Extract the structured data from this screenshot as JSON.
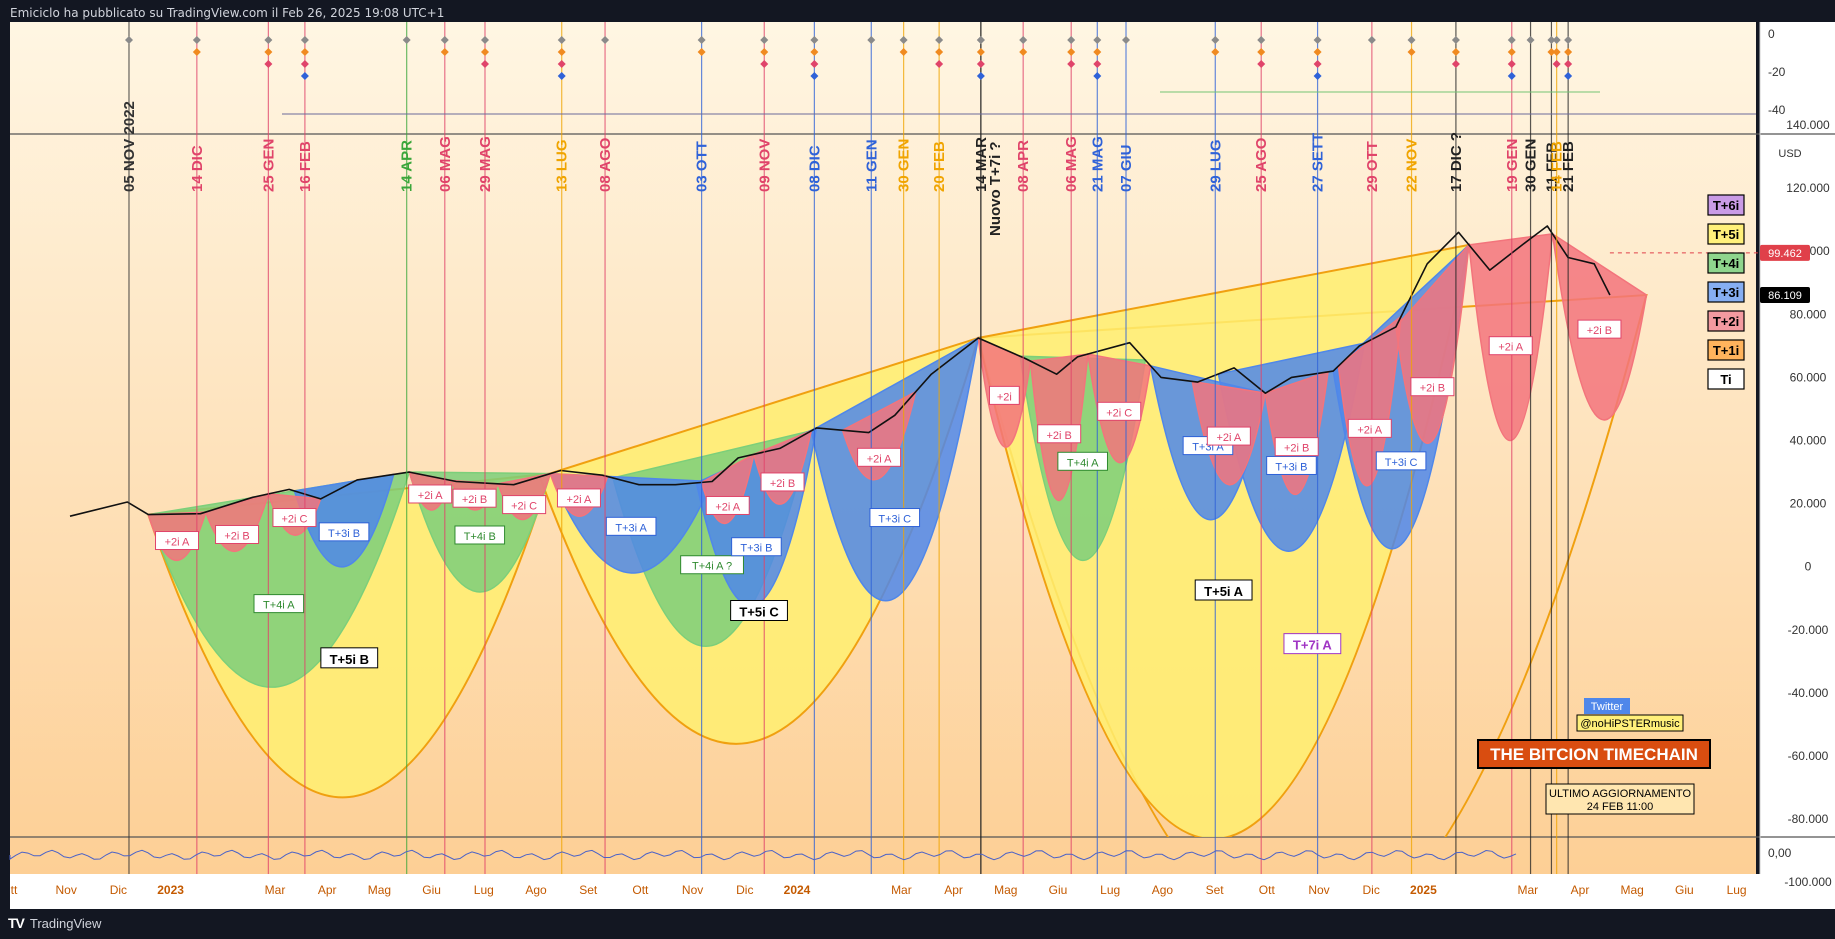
{
  "header": {
    "published_by": "Emiciclo ha pubblicato su TradingView.com il Feb 26, 2025 19:08 UTC+1"
  },
  "footer": {
    "brand": "TradingView"
  },
  "colors": {
    "background_top": "#fff6e3",
    "background_bottom": "#fdcf95",
    "cycle_T7i": "#ffb600",
    "cycle_T5i": "#ffee70",
    "cycle_T4i": "#7ccf7a",
    "cycle_T3i": "#4f87ea",
    "cycle_T2i": "#f3747c",
    "cycle_T1i": "#ffb35c",
    "price": "#111111"
  },
  "price_axis": {
    "currency": "USD",
    "ticks": [
      "140.000",
      "120.000",
      "100.000",
      "80.000",
      "60.000",
      "40.000",
      "20.000",
      "0",
      "-20.000",
      "-40.000",
      "-60.000",
      "-80.000",
      "-100.000"
    ],
    "last_price": "86.109",
    "ref_price": "99.462"
  },
  "top_panel_axis": {
    "ticks": [
      "0",
      "-20",
      "-40"
    ]
  },
  "bottom_panel_axis": {
    "ticks": [
      "0,00"
    ]
  },
  "time_axis": {
    "labels": [
      {
        "t": "tt",
        "m": 0
      },
      {
        "t": "Nov",
        "m": 1
      },
      {
        "t": "Dic",
        "m": 2
      },
      {
        "t": "2023",
        "m": 3,
        "bold": true
      },
      {
        "t": "Mar",
        "m": 5
      },
      {
        "t": "Apr",
        "m": 6
      },
      {
        "t": "Mag",
        "m": 7
      },
      {
        "t": "Giu",
        "m": 8
      },
      {
        "t": "Lug",
        "m": 9
      },
      {
        "t": "Ago",
        "m": 10
      },
      {
        "t": "Set",
        "m": 11
      },
      {
        "t": "Ott",
        "m": 12
      },
      {
        "t": "Nov",
        "m": 13
      },
      {
        "t": "Dic",
        "m": 14
      },
      {
        "t": "2024",
        "m": 15,
        "bold": true
      },
      {
        "t": "Mar",
        "m": 17
      },
      {
        "t": "Apr",
        "m": 18
      },
      {
        "t": "Mag",
        "m": 19
      },
      {
        "t": "Giu",
        "m": 20
      },
      {
        "t": "Lug",
        "m": 21
      },
      {
        "t": "Ago",
        "m": 22
      },
      {
        "t": "Set",
        "m": 23
      },
      {
        "t": "Ott",
        "m": 24
      },
      {
        "t": "Nov",
        "m": 25
      },
      {
        "t": "Dic",
        "m": 26
      },
      {
        "t": "2025",
        "m": 27,
        "bold": true
      },
      {
        "t": "Mar",
        "m": 29
      },
      {
        "t": "Apr",
        "m": 30
      },
      {
        "t": "Mag",
        "m": 31
      },
      {
        "t": "Giu",
        "m": 32
      },
      {
        "t": "Lug",
        "m": 33
      }
    ]
  },
  "chart_data": {
    "type": "line",
    "title": "THE BITCION TIMECHAIN",
    "ylabel": "USD",
    "ylim": [
      -120000,
      150000
    ],
    "x_months": "month index, 0 = Oct 2022 ... 33 = Jul 2025",
    "price_series": [
      {
        "x": 0,
        "y": 16000
      },
      {
        "x": 1.1,
        "y": 20500
      },
      {
        "x": 1.5,
        "y": 16500
      },
      {
        "x": 2.5,
        "y": 16800
      },
      {
        "x": 3.5,
        "y": 22000
      },
      {
        "x": 4.2,
        "y": 24500
      },
      {
        "x": 4.8,
        "y": 21500
      },
      {
        "x": 5.5,
        "y": 27500
      },
      {
        "x": 6.5,
        "y": 30000
      },
      {
        "x": 7.4,
        "y": 27000
      },
      {
        "x": 8.5,
        "y": 26000
      },
      {
        "x": 9.4,
        "y": 30500
      },
      {
        "x": 10.2,
        "y": 29000
      },
      {
        "x": 10.9,
        "y": 26000
      },
      {
        "x": 11.6,
        "y": 26000
      },
      {
        "x": 12.3,
        "y": 27000
      },
      {
        "x": 12.8,
        "y": 34500
      },
      {
        "x": 13.6,
        "y": 37500
      },
      {
        "x": 14.3,
        "y": 44000
      },
      {
        "x": 15.3,
        "y": 42500
      },
      {
        "x": 15.8,
        "y": 48000
      },
      {
        "x": 16.5,
        "y": 61000
      },
      {
        "x": 17.4,
        "y": 72500
      },
      {
        "x": 18.3,
        "y": 66000
      },
      {
        "x": 18.9,
        "y": 61000
      },
      {
        "x": 19.3,
        "y": 66500
      },
      {
        "x": 20.3,
        "y": 71000
      },
      {
        "x": 20.9,
        "y": 60000
      },
      {
        "x": 21.6,
        "y": 58500
      },
      {
        "x": 22.3,
        "y": 63000
      },
      {
        "x": 22.9,
        "y": 55000
      },
      {
        "x": 23.4,
        "y": 60000
      },
      {
        "x": 24.2,
        "y": 62000
      },
      {
        "x": 24.7,
        "y": 70000
      },
      {
        "x": 25.4,
        "y": 76000
      },
      {
        "x": 26.0,
        "y": 96000
      },
      {
        "x": 26.6,
        "y": 106000
      },
      {
        "x": 27.2,
        "y": 94000
      },
      {
        "x": 27.9,
        "y": 103000
      },
      {
        "x": 28.3,
        "y": 108000
      },
      {
        "x": 28.7,
        "y": 98000
      },
      {
        "x": 29.2,
        "y": 96000
      },
      {
        "x": 29.5,
        "y": 86109
      }
    ],
    "cycles": [
      {
        "label": "T+7i A",
        "start": 17.4,
        "end": 30.2,
        "low": -120000
      },
      {
        "label": "T+5i B",
        "start": 1.5,
        "end": 9.2,
        "low": -73000
      },
      {
        "label": "T+5i C",
        "start": 9.0,
        "end": 17.4,
        "low": -55000
      },
      {
        "label": "T+5i A",
        "start": 17.4,
        "end": 26.8,
        "low": -86000
      },
      {
        "label": "T+4i A",
        "start": 1.5,
        "end": 6.5,
        "low": -38000
      },
      {
        "label": "T+4i B",
        "start": 6.5,
        "end": 9.2,
        "low": -8000
      },
      {
        "label": "T+4i A ?",
        "start": 10.4,
        "end": 14.2,
        "low": -25000
      },
      {
        "label": "T+4i A",
        "start": 18.2,
        "end": 20.6,
        "low": 2000
      },
      {
        "label": "T+3i B",
        "start": 4.3,
        "end": 6.2,
        "low": 0
      },
      {
        "label": "T+3i A",
        "start": 9.2,
        "end": 12.3,
        "low": -2000
      },
      {
        "label": "T+3i B",
        "start": 12.0,
        "end": 14.3,
        "low": -12000
      },
      {
        "label": "T+3i C",
        "start": 14.2,
        "end": 17.4,
        "low": -10000
      },
      {
        "label": "T+3i A",
        "start": 20.7,
        "end": 22.9,
        "low": 15000
      },
      {
        "label": "T+3i B",
        "start": 22.0,
        "end": 24.8,
        "low": 5000
      },
      {
        "label": "T+3i C",
        "start": 24.2,
        "end": 26.8,
        "low": 7000
      },
      {
        "label": "+2i A",
        "start": 1.5,
        "end": 2.6,
        "low": 2000
      },
      {
        "label": "+2i B",
        "start": 2.6,
        "end": 3.8,
        "low": 5000
      },
      {
        "label": "+2i C",
        "start": 3.8,
        "end": 4.8,
        "low": 10000
      },
      {
        "label": "+2i A",
        "start": 6.5,
        "end": 7.3,
        "low": 18000
      },
      {
        "label": "+2i B",
        "start": 7.3,
        "end": 8.2,
        "low": 18000
      },
      {
        "label": "+2i C",
        "start": 8.2,
        "end": 9.2,
        "low": 15000
      },
      {
        "label": "+2i A",
        "start": 9.2,
        "end": 10.3,
        "low": 16000
      },
      {
        "label": "+2i A",
        "start": 12.1,
        "end": 13.1,
        "low": 14000
      },
      {
        "label": "+2i B",
        "start": 13.1,
        "end": 14.2,
        "low": 20000
      },
      {
        "label": "+2i A",
        "start": 14.8,
        "end": 16.2,
        "low": 28000
      },
      {
        "label": "+2i",
        "start": 17.4,
        "end": 18.4,
        "low": 38000
      },
      {
        "label": "+2i B",
        "start": 18.4,
        "end": 19.5,
        "low": 21000
      },
      {
        "label": "+2i C",
        "start": 19.5,
        "end": 20.7,
        "low": 33000
      },
      {
        "label": "+2i A",
        "start": 21.5,
        "end": 22.9,
        "low": 26000
      },
      {
        "label": "+2i B",
        "start": 22.9,
        "end": 24.1,
        "low": 23000
      },
      {
        "label": "+2i A",
        "start": 24.3,
        "end": 25.5,
        "low": 26000
      },
      {
        "label": "+2i B",
        "start": 25.4,
        "end": 26.8,
        "low": 40000
      },
      {
        "label": "+2i A",
        "start": 26.8,
        "end": 28.4,
        "low": 40000
      },
      {
        "label": "+2i B",
        "start": 28.4,
        "end": 30.2,
        "low": 47000
      }
    ],
    "event_lines": [
      {
        "label": "05 NOV 2022",
        "x": 1.13,
        "color": "#333333"
      },
      {
        "label": "14 DIC",
        "x": 2.43,
        "color": "#e0446a"
      },
      {
        "label": "25 GEN",
        "x": 3.8,
        "color": "#e0446a"
      },
      {
        "label": "16 FEB",
        "x": 4.5,
        "color": "#e0446a"
      },
      {
        "label": "14 APR",
        "x": 6.45,
        "color": "#3aa63a"
      },
      {
        "label": "06 MAG",
        "x": 7.18,
        "color": "#e0446a"
      },
      {
        "label": "29 MAG",
        "x": 7.95,
        "color": "#e0446a"
      },
      {
        "label": "13 LUG",
        "x": 9.42,
        "color": "#f0a400"
      },
      {
        "label": "08 AGO",
        "x": 10.25,
        "color": "#e0446a"
      },
      {
        "label": "03 OTT",
        "x": 12.1,
        "color": "#2f62d8"
      },
      {
        "label": "09 NOV",
        "x": 13.3,
        "color": "#e0446a"
      },
      {
        "label": "08 DIC",
        "x": 14.26,
        "color": "#2f62d8"
      },
      {
        "label": "11 GEN",
        "x": 15.35,
        "color": "#2f62d8"
      },
      {
        "label": "30 GEN",
        "x": 15.97,
        "color": "#f0a400"
      },
      {
        "label": "20 FEB",
        "x": 16.65,
        "color": "#f0a400"
      },
      {
        "label": "14 MAR",
        "x": 17.45,
        "color": "#222222"
      },
      {
        "label": "Nuovo T+7i ?",
        "x": 17.45,
        "color": "#222222",
        "offset": true
      },
      {
        "label": "08 APR",
        "x": 18.26,
        "color": "#e0446a"
      },
      {
        "label": "06 MAG",
        "x": 19.18,
        "color": "#e0446a"
      },
      {
        "label": "21 MAG",
        "x": 19.68,
        "color": "#2f62d8"
      },
      {
        "label": "07 GIU",
        "x": 20.23,
        "color": "#2f62d8"
      },
      {
        "label": "29 LUG",
        "x": 21.94,
        "color": "#2f62d8"
      },
      {
        "label": "25 AGO",
        "x": 22.82,
        "color": "#e0446a"
      },
      {
        "label": "27 SETT",
        "x": 23.9,
        "color": "#2f62d8"
      },
      {
        "label": "29 OTT",
        "x": 24.94,
        "color": "#e0446a"
      },
      {
        "label": "22 NOV",
        "x": 25.7,
        "color": "#f0a400"
      },
      {
        "label": "17 DIC ?",
        "x": 26.55,
        "color": "#222222"
      },
      {
        "label": "19 GEN",
        "x": 27.62,
        "color": "#e0446a"
      },
      {
        "label": "30 GEN",
        "x": 27.98,
        "color": "#222222"
      },
      {
        "label": "11 FEB",
        "x": 28.38,
        "color": "#222222"
      },
      {
        "label": "14 FEB",
        "x": 28.48,
        "color": "#f0a400"
      },
      {
        "label": "21 FEB",
        "x": 28.7,
        "color": "#222222"
      }
    ]
  },
  "legend": {
    "items": [
      {
        "label": "T+6i",
        "color": "#c99be6"
      },
      {
        "label": "T+5i",
        "color": "#fff07a"
      },
      {
        "label": "T+4i",
        "color": "#8fd58d"
      },
      {
        "label": "T+3i",
        "color": "#86aef2"
      },
      {
        "label": "T+2i",
        "color": "#f39aa0"
      },
      {
        "label": "T+1i",
        "color": "#ffb35c"
      },
      {
        "label": "Ti",
        "color": "#ffffff"
      }
    ]
  },
  "annotations": {
    "twitter": "Twitter",
    "handle": "@noHiPSTERmusic",
    "banner": "THE BITCION TIMECHAIN",
    "updated_line1": "ULTIMO AGGIORNAMENTO",
    "updated_line2": "24 FEB 11:00"
  }
}
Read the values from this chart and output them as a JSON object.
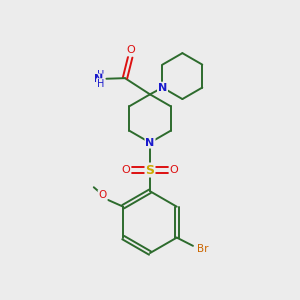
{
  "background_color": "#ececec",
  "bond_color": "#2d6b2d",
  "atom_colors": {
    "N": "#1a1acc",
    "O": "#dd1111",
    "S": "#ccaa00",
    "Br": "#cc6600",
    "C": "#000000"
  },
  "figsize": [
    3.0,
    3.0
  ],
  "dpi": 100
}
━━━━
● **WHAT YOU NEED TO DO**: Reproduce word for word only the lines between the line containing "Read the values" and the end of the listing above, both included, and drop any pictures.

● **TASK SOLUTION**:
Read the values from this chart and output them as a JSON object.
{
  "background_color": "#ececec",
  "bond_color": "#2d6b2d",
  "atom_colors": {
    "N": "#1a1acc",
    "O": "#dd1111",
    "S": "#ccaa00",
    "Br": "#cc6600",
    "C": "#000000"
  },
  "figsize": [
    3.0,
    3.0
  ],
  "dpi": 100
}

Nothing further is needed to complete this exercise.